Collected data entries
━━━━━━━━━━━━━━━━━━━━
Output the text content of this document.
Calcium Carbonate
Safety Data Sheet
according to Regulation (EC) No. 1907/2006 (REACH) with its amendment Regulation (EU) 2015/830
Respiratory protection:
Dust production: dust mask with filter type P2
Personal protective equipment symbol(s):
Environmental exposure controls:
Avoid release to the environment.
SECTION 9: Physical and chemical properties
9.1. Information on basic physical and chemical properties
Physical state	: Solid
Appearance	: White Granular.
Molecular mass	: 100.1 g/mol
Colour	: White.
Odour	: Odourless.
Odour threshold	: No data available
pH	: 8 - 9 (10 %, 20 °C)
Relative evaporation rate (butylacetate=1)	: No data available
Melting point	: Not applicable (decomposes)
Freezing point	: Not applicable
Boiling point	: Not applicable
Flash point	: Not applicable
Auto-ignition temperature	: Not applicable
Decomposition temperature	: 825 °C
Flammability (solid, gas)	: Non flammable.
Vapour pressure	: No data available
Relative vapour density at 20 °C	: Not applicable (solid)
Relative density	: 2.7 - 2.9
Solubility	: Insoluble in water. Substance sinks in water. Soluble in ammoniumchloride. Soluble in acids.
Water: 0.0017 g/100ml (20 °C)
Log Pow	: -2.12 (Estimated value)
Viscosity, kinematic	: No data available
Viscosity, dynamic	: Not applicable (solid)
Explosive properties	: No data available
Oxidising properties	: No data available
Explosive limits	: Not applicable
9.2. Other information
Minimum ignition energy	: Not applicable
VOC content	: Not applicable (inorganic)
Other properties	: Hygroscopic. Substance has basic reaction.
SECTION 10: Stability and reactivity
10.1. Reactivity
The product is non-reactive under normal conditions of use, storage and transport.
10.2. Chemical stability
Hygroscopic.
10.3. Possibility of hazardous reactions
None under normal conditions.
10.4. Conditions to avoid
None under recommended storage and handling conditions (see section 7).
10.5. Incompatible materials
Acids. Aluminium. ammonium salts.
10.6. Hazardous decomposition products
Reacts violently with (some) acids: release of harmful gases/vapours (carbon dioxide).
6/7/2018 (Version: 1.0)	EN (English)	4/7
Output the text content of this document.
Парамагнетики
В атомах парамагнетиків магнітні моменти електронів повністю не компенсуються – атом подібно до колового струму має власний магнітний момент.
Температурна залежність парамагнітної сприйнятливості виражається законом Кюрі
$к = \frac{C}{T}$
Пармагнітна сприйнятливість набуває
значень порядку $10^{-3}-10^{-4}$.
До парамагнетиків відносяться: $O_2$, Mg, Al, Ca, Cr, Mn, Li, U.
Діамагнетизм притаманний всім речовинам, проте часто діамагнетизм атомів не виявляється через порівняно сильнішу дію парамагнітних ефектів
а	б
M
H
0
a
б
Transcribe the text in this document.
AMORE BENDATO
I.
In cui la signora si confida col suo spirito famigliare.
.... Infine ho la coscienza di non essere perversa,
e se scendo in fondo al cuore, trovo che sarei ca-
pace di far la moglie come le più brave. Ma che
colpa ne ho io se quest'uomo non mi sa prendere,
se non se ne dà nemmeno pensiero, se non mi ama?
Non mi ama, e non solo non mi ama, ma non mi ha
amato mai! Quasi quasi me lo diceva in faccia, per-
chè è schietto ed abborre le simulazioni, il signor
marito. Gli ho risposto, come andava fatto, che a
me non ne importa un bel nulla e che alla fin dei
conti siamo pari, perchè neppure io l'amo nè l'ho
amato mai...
━━━━━━━━━━━━━━━━━━━━
# AIM OF THE TASK:
Check every line of the data, and copy the ones that contain "available".

# WRITTEN ANSWER:
Odour threshold	: No data available
Relative evaporation rate (butylacetate=1)	: No data available
Vapour pressure	: No data available
Viscosity, kinematic	: No data available
Explosive properties	: No data available
Oxidising properties	: No data available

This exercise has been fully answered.